» **Data for this task**
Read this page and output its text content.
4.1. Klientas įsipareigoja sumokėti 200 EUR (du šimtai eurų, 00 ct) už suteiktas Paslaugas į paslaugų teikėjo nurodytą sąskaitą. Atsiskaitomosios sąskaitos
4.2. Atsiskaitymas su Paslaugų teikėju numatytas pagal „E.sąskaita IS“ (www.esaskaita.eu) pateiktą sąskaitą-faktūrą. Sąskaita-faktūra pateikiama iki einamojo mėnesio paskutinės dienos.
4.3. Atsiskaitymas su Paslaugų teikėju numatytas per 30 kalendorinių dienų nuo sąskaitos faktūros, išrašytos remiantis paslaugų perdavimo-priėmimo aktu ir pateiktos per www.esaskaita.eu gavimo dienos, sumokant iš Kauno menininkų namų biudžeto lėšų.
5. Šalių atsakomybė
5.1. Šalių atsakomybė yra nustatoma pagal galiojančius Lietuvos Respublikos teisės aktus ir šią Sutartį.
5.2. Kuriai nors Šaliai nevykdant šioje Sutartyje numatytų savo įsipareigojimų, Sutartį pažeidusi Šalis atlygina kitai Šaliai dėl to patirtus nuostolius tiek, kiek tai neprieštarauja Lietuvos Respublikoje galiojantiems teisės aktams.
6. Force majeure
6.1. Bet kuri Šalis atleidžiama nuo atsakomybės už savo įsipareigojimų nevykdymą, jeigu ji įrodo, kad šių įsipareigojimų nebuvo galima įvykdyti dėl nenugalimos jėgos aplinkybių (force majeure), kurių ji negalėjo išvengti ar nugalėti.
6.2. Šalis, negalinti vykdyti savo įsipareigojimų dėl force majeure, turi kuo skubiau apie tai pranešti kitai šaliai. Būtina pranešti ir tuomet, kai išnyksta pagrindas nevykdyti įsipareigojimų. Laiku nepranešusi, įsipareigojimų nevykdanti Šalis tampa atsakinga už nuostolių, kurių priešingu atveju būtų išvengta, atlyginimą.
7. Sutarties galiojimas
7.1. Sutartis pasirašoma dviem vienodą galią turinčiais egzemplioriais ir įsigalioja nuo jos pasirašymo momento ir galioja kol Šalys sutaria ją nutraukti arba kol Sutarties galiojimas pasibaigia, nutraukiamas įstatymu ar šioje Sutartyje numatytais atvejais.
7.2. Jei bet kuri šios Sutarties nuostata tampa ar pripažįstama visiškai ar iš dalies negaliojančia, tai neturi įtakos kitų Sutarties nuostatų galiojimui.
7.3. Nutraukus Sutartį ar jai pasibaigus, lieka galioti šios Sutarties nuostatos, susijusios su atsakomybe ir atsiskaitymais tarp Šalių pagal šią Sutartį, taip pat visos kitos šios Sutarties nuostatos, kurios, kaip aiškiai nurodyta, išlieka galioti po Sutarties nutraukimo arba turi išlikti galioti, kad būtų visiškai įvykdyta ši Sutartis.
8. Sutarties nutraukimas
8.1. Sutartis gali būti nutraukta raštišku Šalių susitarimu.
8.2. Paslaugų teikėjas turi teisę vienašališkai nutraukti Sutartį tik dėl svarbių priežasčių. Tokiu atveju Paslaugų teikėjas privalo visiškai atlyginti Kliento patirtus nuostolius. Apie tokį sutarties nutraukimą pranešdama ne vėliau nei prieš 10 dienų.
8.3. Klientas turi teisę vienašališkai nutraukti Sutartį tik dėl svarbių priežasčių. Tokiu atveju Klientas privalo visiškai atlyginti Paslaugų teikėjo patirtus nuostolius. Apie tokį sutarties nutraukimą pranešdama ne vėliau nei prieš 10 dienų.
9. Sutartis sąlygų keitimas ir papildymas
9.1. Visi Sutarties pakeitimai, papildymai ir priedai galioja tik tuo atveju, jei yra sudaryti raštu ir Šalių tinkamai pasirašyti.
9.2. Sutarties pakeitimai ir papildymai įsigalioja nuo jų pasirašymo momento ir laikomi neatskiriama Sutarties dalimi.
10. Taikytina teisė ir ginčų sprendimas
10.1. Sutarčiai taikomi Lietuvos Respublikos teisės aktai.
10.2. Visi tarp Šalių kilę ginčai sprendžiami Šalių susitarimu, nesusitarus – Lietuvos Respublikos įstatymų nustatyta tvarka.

» **Problem**
List each line of the records that holds the string "Tokiu".

» **Completed exercise**
8.2. Paslaugų teikėjas turi teisę vienašališkai nutraukti Sutartį tik dėl svarbių priežasčių. Tokiu atveju Paslaugų teikėjas privalo visiškai atlyginti Kliento patirtus nuostolius. Apie tokį sutarties nutraukimą pranešdama ne vėliau nei prieš 10 dienų.
8.3. Klientas turi teisę vienašališkai nutraukti Sutartį tik dėl svarbių priežasčių. Tokiu atveju Klientas privalo visiškai atlyginti Paslaugų teikėjo patirtus nuostolius. Apie tokį sutarties nutraukimą pranešdama ne vėliau nei prieš 10 dienų.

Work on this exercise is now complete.